Excerpts from a figure dataset:
☆ ☆ ☆ ☆

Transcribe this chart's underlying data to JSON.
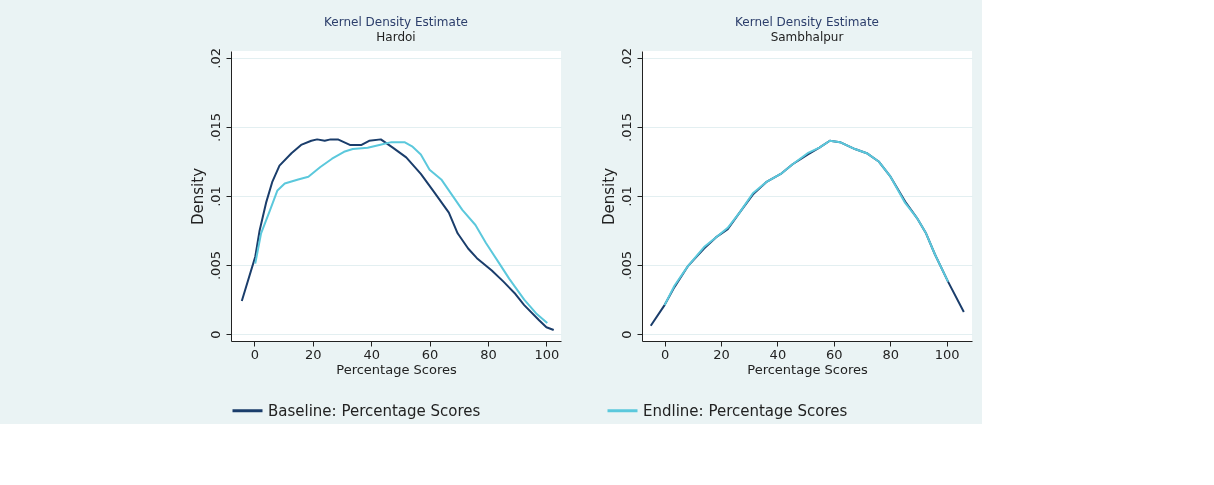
{
  "chart_data": [
    {
      "type": "line",
      "title": "Kernel Density Estimate",
      "subtitle": "Hardoi",
      "xlabel": "Percentage Scores",
      "ylabel": "Density",
      "xlim": [
        -8,
        105
      ],
      "ylim": [
        -0.0005,
        0.0205
      ],
      "xticks": [
        0,
        20,
        40,
        60,
        80,
        100
      ],
      "yticks": [
        0,
        {
          "value": 0.005,
          "label": ".005"
        },
        {
          "value": 0.01,
          "label": ".01"
        },
        {
          "value": 0.015,
          "label": ".015"
        },
        {
          "value": 0.02,
          "label": ".02"
        }
      ],
      "grid": "y",
      "legend": "bottom",
      "line_style": "solid",
      "marker": "none",
      "series": [
        {
          "name": "Baseline: Percentage Scores",
          "color": "#1a3d6b",
          "x": [
            -4.3,
            0.3,
            1.8,
            4.0,
            6.1,
            8.6,
            12.7,
            16.0,
            19.5,
            21.5,
            24.1,
            26.1,
            28.6,
            32.7,
            36.7,
            39.3,
            43.3,
            47.4,
            52,
            57,
            61.5,
            66.6,
            69.6,
            73.2,
            76.2,
            81.3,
            85.3,
            89.4,
            92.4,
            97.5,
            100,
            102.5
          ],
          "values": [
            0.0024,
            0.0056,
            0.0075,
            0.0095,
            0.011,
            0.0122,
            0.0131,
            0.0137,
            0.014,
            0.0141,
            0.014,
            0.0141,
            0.0141,
            0.0137,
            0.0137,
            0.014,
            0.0141,
            0.0135,
            0.0128,
            0.0116,
            0.0103,
            0.0088,
            0.0073,
            0.0062,
            0.0055,
            0.0046,
            0.0038,
            0.0029,
            0.0021,
            0.001,
            0.0005,
            0.0003
          ]
        },
        {
          "name": "Endline: Percentage Scores",
          "color": "#5bc8dc",
          "x": [
            0.3,
            2.3,
            5.4,
            7.9,
            10.4,
            15.0,
            18.5,
            22.6,
            26.6,
            30.7,
            33.7,
            38.8,
            42.8,
            46.9,
            51.4,
            54,
            57,
            60,
            64,
            67.6,
            71.2,
            75.7,
            79.3,
            83.3,
            87.3,
            92.4,
            96.5,
            100.3
          ],
          "values": [
            0.0051,
            0.0073,
            0.009,
            0.0104,
            0.0109,
            0.0112,
            0.0114,
            0.0121,
            0.0127,
            0.0132,
            0.0134,
            0.0135,
            0.0137,
            0.0139,
            0.0139,
            0.0136,
            0.013,
            0.0119,
            0.0112,
            0.0101,
            0.009,
            0.0079,
            0.0066,
            0.0053,
            0.004,
            0.0025,
            0.0015,
            0.0008
          ]
        }
      ]
    },
    {
      "type": "line",
      "title": "Kernel Density Estimate",
      "subtitle": "Sambhalpur",
      "xlabel": "Percentage Scores",
      "ylabel": "Density",
      "xlim": [
        -8,
        109
      ],
      "ylim": [
        -0.0005,
        0.0205
      ],
      "xticks": [
        0,
        20,
        40,
        60,
        80,
        100
      ],
      "yticks": [
        0,
        {
          "value": 0.005,
          "label": ".005"
        },
        {
          "value": 0.01,
          "label": ".01"
        },
        {
          "value": 0.015,
          "label": ".015"
        },
        {
          "value": 0.02,
          "label": ".02"
        }
      ],
      "grid": "y",
      "line_style": "solid",
      "marker": "none",
      "series": [
        {
          "name": "Baseline: Percentage Scores",
          "color": "#1a3d6b",
          "x": [
            -4.9,
            0,
            3.5,
            8.2,
            14.0,
            18.2,
            22.4,
            26.6,
            31.3,
            36.0,
            41.2,
            45.4,
            50.7,
            54.9,
            58.6,
            62.2,
            67.5,
            71.7,
            75.9,
            80.1,
            85.3,
            89.5,
            92.7,
            95.8,
            100.5,
            106.1
          ],
          "values": [
            0.0006,
            0.0021,
            0.0034,
            0.0049,
            0.0062,
            0.007,
            0.0076,
            0.0088,
            0.0101,
            0.011,
            0.0116,
            0.0123,
            0.013,
            0.0135,
            0.014,
            0.0139,
            0.0134,
            0.0131,
            0.0125,
            0.0114,
            0.0096,
            0.0084,
            0.0073,
            0.0058,
            0.0038,
            0.0016
          ]
        },
        {
          "name": "Endline: Percentage Scores",
          "color": "#5bc8dc",
          "x": [
            0,
            3.5,
            8.2,
            14.0,
            18.2,
            22.4,
            26.6,
            31.3,
            36.0,
            41.2,
            45.4,
            50.7,
            54.9,
            58.6,
            62.2,
            67.5,
            71.7,
            75.9,
            80.1,
            85.3,
            89.5,
            92.7,
            95.8,
            100.5
          ],
          "values": [
            0.0021,
            0.0035,
            0.0049,
            0.0063,
            0.007,
            0.0077,
            0.0088,
            0.0102,
            0.011,
            0.0116,
            0.0123,
            0.0131,
            0.0135,
            0.014,
            0.0139,
            0.0134,
            0.0131,
            0.0125,
            0.0114,
            0.0095,
            0.0084,
            0.0073,
            0.0058,
            0.0038
          ]
        }
      ]
    }
  ]
}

☆ ☆ ☆ ☆

### Given problem
Restate each entry word for word, please, but drop any images it holds.

### Solution to this problem
Transcribe this chart's underlying data to JSON.
{
  "chart_data": [
    {
      "type": "line",
      "title": "Kernel Density Estimate",
      "subtitle": "Hardoi",
      "xlabel": "Percentage Scores",
      "ylabel": "Density",
      "xlim": [
        -8,
        105
      ],
      "ylim": [
        -0.0005,
        0.0205
      ],
      "xticks": [
        0,
        20,
        40,
        60,
        80,
        100
      ],
      "yticks": [
        0,
        {
          "value": 0.005,
          "label": ".005"
        },
        {
          "value": 0.01,
          "label": ".01"
        },
        {
          "value": 0.015,
          "label": ".015"
        },
        {
          "value": 0.02,
          "label": ".02"
        }
      ],
      "grid": "y",
      "legend": "bottom",
      "line_style": "solid",
      "marker": "none",
      "series": [
        {
          "name": "Baseline: Percentage Scores",
          "color": "#1a3d6b",
          "x": [
            -4.3,
            0.3,
            1.8,
            4.0,
            6.1,
            8.6,
            12.7,
            16.0,
            19.5,
            21.5,
            24.1,
            26.1,
            28.6,
            32.7,
            36.7,
            39.3,
            43.3,
            47.4,
            52,
            57,
            61.5,
            66.6,
            69.6,
            73.2,
            76.2,
            81.3,
            85.3,
            89.4,
            92.4,
            97.5,
            100,
            102.5
          ],
          "values": [
            0.0024,
            0.0056,
            0.0075,
            0.0095,
            0.011,
            0.0122,
            0.0131,
            0.0137,
            0.014,
            0.0141,
            0.014,
            0.0141,
            0.0141,
            0.0137,
            0.0137,
            0.014,
            0.0141,
            0.0135,
            0.0128,
            0.0116,
            0.0103,
            0.0088,
            0.0073,
            0.0062,
            0.0055,
            0.0046,
            0.0038,
            0.0029,
            0.0021,
            0.001,
            0.0005,
            0.0003
          ]
        },
        {
          "name": "Endline: Percentage Scores",
          "color": "#5bc8dc",
          "x": [
            0.3,
            2.3,
            5.4,
            7.9,
            10.4,
            15.0,
            18.5,
            22.6,
            26.6,
            30.7,
            33.7,
            38.8,
            42.8,
            46.9,
            51.4,
            54,
            57,
            60,
            64,
            67.6,
            71.2,
            75.7,
            79.3,
            83.3,
            87.3,
            92.4,
            96.5,
            100.3
          ],
          "values": [
            0.0051,
            0.0073,
            0.009,
            0.0104,
            0.0109,
            0.0112,
            0.0114,
            0.0121,
            0.0127,
            0.0132,
            0.0134,
            0.0135,
            0.0137,
            0.0139,
            0.0139,
            0.0136,
            0.013,
            0.0119,
            0.0112,
            0.0101,
            0.009,
            0.0079,
            0.0066,
            0.0053,
            0.004,
            0.0025,
            0.0015,
            0.0008
          ]
        }
      ]
    },
    {
      "type": "line",
      "title": "Kernel Density Estimate",
      "subtitle": "Sambhalpur",
      "xlabel": "Percentage Scores",
      "ylabel": "Density",
      "xlim": [
        -8,
        109
      ],
      "ylim": [
        -0.0005,
        0.0205
      ],
      "xticks": [
        0,
        20,
        40,
        60,
        80,
        100
      ],
      "yticks": [
        0,
        {
          "value": 0.005,
          "label": ".005"
        },
        {
          "value": 0.01,
          "label": ".01"
        },
        {
          "value": 0.015,
          "label": ".015"
        },
        {
          "value": 0.02,
          "label": ".02"
        }
      ],
      "grid": "y",
      "line_style": "solid",
      "marker": "none",
      "series": [
        {
          "name": "Baseline: Percentage Scores",
          "color": "#1a3d6b",
          "x": [
            -4.9,
            0,
            3.5,
            8.2,
            14.0,
            18.2,
            22.4,
            26.6,
            31.3,
            36.0,
            41.2,
            45.4,
            50.7,
            54.9,
            58.6,
            62.2,
            67.5,
            71.7,
            75.9,
            80.1,
            85.3,
            89.5,
            92.7,
            95.8,
            100.5,
            106.1
          ],
          "values": [
            0.0006,
            0.0021,
            0.0034,
            0.0049,
            0.0062,
            0.007,
            0.0076,
            0.0088,
            0.0101,
            0.011,
            0.0116,
            0.0123,
            0.013,
            0.0135,
            0.014,
            0.0139,
            0.0134,
            0.0131,
            0.0125,
            0.0114,
            0.0096,
            0.0084,
            0.0073,
            0.0058,
            0.0038,
            0.0016
          ]
        },
        {
          "name": "Endline: Percentage Scores",
          "color": "#5bc8dc",
          "x": [
            0,
            3.5,
            8.2,
            14.0,
            18.2,
            22.4,
            26.6,
            31.3,
            36.0,
            41.2,
            45.4,
            50.7,
            54.9,
            58.6,
            62.2,
            67.5,
            71.7,
            75.9,
            80.1,
            85.3,
            89.5,
            92.7,
            95.8,
            100.5
          ],
          "values": [
            0.0021,
            0.0035,
            0.0049,
            0.0063,
            0.007,
            0.0077,
            0.0088,
            0.0102,
            0.011,
            0.0116,
            0.0123,
            0.0131,
            0.0135,
            0.014,
            0.0139,
            0.0134,
            0.0131,
            0.0125,
            0.0114,
            0.0095,
            0.0084,
            0.0073,
            0.0058,
            0.0038
          ]
        }
      ]
    }
  ]
}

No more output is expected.